What is expected: Transcribe every line of the records verbatim.

Data entries for graphics:
## Start

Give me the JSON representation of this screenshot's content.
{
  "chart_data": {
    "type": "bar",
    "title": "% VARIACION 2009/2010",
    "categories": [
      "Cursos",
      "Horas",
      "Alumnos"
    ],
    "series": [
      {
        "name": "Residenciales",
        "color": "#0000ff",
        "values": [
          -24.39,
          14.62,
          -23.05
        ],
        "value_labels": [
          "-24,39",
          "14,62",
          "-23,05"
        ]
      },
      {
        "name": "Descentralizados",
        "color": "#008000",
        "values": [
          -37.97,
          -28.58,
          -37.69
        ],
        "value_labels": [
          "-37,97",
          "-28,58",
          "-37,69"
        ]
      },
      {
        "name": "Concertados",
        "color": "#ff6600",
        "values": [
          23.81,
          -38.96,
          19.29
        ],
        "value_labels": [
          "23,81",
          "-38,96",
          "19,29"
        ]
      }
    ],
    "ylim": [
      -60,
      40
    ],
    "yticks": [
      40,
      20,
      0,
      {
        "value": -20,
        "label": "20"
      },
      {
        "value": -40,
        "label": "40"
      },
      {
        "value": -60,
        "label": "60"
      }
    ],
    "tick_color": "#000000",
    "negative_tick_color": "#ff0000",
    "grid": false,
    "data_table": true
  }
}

## End

Result for this exercise:
Give me the JSON representation of this screenshot's content.
{
  "chart_data": {
    "type": "bar",
    "title": "% VARIACION 2009/2010",
    "categories": [
      "Cursos",
      "Horas",
      "Alumnos"
    ],
    "series": [
      {
        "name": "Residenciales",
        "color": "#0000ff",
        "values": [
          -24.39,
          14.62,
          -23.05
        ],
        "value_labels": [
          "-24,39",
          "14,62",
          "-23,05"
        ]
      },
      {
        "name": "Descentralizados",
        "color": "#008000",
        "values": [
          -37.97,
          -28.58,
          -37.69
        ],
        "value_labels": [
          "-37,97",
          "-28,58",
          "-37,69"
        ]
      },
      {
        "name": "Concertados",
        "color": "#ff6600",
        "values": [
          23.81,
          -38.96,
          19.29
        ],
        "value_labels": [
          "23,81",
          "-38,96",
          "19,29"
        ]
      }
    ],
    "ylim": [
      -60,
      40
    ],
    "yticks": [
      40,
      20,
      0,
      {
        "value": -20,
        "label": "20"
      },
      {
        "value": -40,
        "label": "40"
      },
      {
        "value": -60,
        "label": "60"
      }
    ],
    "tick_color": "#000000",
    "negative_tick_color": "#ff0000",
    "grid": false,
    "data_table": true
  }
}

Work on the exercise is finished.